───── Extrait du document

II. C. 1. Le rôle du poète

A travers l’oeuvre de Giono, nous pouvons relever plusieurs indications sur le rôle du poète. Nous en avons déjà évoqué, dans la première partie, certaines qui se trouvent dans Jean le Bleu , dans Virgile et dans Le Grand Théâtre . Mais il ne s’agit pas pour Giono de théoriser, il s’agit de montrer, à travers ses textes et surtout à travers des portraits de personnages comment apparaît cet aspect poétique.

Il ne s’agit pas pour nous d’étudier ici les poèmes de Giono mais de nous intéresser surtout à la figure du poète comme faisant partie de ce portrait général de l’artiste.

Les personnages qui ont ce don de poète traversent toute l’oeuvre. Ils ne sont pas poètes seulement parce qu’ils font des poèmes, mais surtout parce qu’ils ont une certaine vision du monde qui n’est pas celle des autres. Ils ont aussi leur discours particulier pour traduire ou exprimer leur rapport au monde. Ils ont également une certaine manière d’agir face au monde. Un être, un dire et un faire particuliers aux poètes.

──────────
───── Données fournies

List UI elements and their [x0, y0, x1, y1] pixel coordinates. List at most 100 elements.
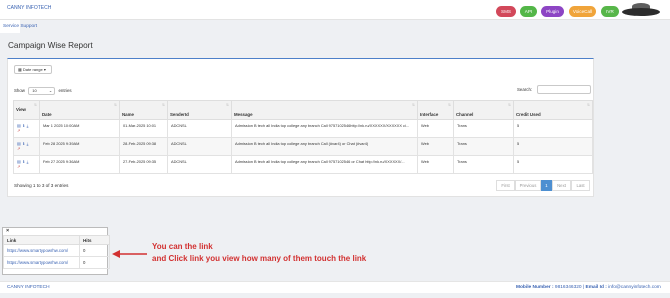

──────────

• [La consigne]
Donnez la suite du texte sur le rôle du poète chez Giono, en reprenant là où il s'arrête. Ces données ne sont d'aucune utilité ici.

• [Résultat ci-dessous]
Une des caractéristiques de l’attitude des « poètes » face au monde est d’avoir accès à une autre réalité que celle qu’on voit. Elle se situe au-delà du monde visible, dans cette région que Giono appelle souvent le pays de « derrière l’air », comme on le verra pour Ulysse et pour Melville.

En outre, le fait de saisir le monde d’une façon différente de celle des autres traduit une attitude de poète. Celui-ci appréhende le monde non pas seulement par la vue mais aussi par tous les autres sens. Pour eux, le monde émane de l’intérieur et il n’existe pas tellement en dehors d’eux. C’est par exemple le cas des personnages qui souffrent d’un handicap. Leur manque physique est compensé par l’acuité des autres sens ou par le développement d’un certain don chez eux. C’est ce qui leur permet de percevoir les choses différemment des autres. Nous pouvons citer, par exemple, les deux personnages du Chant du monde : l’aveugle Clara et le bossu Toussaint.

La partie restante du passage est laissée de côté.